- HOW TO COMPLETE THIS TASK:
Look for the string "title" in the material below. Copy every line where you find it.

*** EXTRACTED INFORMATION

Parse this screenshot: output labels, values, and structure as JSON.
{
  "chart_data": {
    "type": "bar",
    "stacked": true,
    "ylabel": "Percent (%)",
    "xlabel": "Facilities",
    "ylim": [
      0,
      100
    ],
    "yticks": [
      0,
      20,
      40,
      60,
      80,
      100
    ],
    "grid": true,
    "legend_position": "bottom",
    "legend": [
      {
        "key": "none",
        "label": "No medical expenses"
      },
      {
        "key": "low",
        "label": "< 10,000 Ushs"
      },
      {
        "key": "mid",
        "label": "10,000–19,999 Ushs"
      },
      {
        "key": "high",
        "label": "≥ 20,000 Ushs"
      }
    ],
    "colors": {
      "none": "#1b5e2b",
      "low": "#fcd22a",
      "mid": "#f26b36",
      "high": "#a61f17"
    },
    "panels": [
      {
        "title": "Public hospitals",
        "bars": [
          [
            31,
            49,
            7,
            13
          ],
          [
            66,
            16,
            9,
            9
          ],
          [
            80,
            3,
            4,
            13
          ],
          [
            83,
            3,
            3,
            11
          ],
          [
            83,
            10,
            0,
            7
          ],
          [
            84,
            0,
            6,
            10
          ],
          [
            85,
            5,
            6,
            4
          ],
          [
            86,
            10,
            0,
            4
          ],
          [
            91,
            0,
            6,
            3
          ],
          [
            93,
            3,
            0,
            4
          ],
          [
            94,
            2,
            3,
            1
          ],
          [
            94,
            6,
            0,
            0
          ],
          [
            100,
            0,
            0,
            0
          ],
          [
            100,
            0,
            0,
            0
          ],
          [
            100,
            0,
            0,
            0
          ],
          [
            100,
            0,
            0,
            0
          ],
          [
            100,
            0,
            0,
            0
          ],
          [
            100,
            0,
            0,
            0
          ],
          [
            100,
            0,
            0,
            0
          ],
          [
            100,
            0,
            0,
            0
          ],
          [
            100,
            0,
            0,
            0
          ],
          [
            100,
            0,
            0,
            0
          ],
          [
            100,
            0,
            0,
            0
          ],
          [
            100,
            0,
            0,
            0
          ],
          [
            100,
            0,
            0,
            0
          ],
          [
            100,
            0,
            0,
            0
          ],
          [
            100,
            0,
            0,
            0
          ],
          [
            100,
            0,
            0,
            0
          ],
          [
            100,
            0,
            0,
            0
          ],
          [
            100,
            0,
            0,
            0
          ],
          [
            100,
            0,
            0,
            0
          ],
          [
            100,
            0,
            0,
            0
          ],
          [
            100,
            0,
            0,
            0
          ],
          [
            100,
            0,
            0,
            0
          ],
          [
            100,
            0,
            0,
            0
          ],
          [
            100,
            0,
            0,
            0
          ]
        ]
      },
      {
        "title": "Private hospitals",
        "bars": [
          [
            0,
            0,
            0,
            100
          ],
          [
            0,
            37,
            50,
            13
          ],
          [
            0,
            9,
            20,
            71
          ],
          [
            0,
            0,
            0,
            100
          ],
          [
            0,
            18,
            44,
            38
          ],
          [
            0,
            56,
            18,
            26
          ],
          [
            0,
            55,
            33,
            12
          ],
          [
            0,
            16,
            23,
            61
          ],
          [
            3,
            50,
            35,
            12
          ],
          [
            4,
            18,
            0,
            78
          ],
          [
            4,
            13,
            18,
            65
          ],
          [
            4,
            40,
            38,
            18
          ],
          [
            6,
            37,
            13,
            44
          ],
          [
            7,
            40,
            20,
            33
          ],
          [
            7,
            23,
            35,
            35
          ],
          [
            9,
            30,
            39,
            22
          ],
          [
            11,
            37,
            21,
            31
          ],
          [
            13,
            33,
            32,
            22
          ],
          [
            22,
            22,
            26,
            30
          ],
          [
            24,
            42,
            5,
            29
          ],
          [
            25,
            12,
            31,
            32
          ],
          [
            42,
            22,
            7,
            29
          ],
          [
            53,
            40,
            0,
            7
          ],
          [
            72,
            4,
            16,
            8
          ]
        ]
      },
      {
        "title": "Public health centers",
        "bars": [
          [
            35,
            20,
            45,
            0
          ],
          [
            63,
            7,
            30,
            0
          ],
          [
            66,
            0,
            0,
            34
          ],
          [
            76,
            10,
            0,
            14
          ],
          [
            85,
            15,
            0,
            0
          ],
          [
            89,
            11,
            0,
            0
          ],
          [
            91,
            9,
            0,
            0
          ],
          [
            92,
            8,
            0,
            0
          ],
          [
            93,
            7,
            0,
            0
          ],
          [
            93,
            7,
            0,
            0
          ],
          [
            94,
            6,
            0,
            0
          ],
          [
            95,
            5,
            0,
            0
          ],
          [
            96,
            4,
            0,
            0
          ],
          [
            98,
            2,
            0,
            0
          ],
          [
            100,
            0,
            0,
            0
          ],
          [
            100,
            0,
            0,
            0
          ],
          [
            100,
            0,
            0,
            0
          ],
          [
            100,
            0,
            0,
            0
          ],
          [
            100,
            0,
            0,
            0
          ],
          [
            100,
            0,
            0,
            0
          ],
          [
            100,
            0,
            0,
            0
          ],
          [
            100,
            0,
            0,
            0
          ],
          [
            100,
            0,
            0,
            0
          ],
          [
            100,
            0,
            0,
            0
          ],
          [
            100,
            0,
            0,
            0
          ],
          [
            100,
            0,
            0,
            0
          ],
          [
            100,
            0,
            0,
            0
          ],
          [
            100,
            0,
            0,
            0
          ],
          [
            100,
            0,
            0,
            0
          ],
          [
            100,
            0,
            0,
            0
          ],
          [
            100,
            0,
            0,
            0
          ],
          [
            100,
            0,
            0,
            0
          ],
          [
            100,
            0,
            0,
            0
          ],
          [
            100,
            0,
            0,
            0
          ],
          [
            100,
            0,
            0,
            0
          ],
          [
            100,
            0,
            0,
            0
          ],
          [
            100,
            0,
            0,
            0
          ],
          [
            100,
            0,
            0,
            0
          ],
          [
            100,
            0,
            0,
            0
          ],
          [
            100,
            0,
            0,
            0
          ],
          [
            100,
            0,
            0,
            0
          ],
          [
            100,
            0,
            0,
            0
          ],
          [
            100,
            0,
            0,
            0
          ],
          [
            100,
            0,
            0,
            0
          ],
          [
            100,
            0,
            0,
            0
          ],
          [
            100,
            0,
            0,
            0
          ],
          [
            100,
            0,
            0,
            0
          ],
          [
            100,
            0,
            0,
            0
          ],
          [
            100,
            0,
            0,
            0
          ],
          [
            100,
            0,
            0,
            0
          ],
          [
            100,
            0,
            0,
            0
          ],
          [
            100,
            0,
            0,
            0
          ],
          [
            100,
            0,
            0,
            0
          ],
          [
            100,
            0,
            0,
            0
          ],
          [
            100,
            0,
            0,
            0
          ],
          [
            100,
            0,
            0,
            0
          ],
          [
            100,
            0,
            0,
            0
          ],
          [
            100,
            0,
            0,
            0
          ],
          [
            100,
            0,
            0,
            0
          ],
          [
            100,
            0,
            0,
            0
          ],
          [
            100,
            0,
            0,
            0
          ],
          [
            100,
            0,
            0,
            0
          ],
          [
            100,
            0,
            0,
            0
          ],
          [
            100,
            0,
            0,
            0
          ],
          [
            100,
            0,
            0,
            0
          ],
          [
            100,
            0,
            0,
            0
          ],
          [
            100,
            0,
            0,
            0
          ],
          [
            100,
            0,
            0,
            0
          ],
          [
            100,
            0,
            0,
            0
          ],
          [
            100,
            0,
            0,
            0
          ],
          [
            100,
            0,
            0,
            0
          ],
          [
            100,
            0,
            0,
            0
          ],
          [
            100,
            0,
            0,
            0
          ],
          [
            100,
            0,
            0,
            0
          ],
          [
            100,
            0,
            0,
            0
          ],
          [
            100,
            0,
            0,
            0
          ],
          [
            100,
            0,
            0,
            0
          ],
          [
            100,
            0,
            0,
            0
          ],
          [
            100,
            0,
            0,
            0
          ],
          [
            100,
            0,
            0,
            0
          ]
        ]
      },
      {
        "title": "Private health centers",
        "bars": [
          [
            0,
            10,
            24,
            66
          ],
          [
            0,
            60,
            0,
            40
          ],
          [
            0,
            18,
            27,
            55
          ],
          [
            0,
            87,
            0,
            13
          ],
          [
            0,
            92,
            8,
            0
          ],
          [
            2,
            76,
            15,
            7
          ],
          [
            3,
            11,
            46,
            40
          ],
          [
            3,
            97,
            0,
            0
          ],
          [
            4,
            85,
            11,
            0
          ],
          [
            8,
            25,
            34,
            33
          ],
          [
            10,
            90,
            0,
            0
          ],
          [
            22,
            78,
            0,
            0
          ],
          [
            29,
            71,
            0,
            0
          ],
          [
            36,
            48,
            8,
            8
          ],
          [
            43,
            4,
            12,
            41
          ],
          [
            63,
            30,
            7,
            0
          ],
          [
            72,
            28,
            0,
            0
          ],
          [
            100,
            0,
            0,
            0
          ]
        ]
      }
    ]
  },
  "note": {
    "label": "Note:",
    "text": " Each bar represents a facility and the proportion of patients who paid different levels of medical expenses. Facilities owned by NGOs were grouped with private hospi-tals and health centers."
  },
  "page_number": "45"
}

******

- RESULT OF THIS EXERCISE:
        "title": "Public hospitals",
        "title": "Private hospitals",
        "title": "Public health centers",
        "title": "Private health centers",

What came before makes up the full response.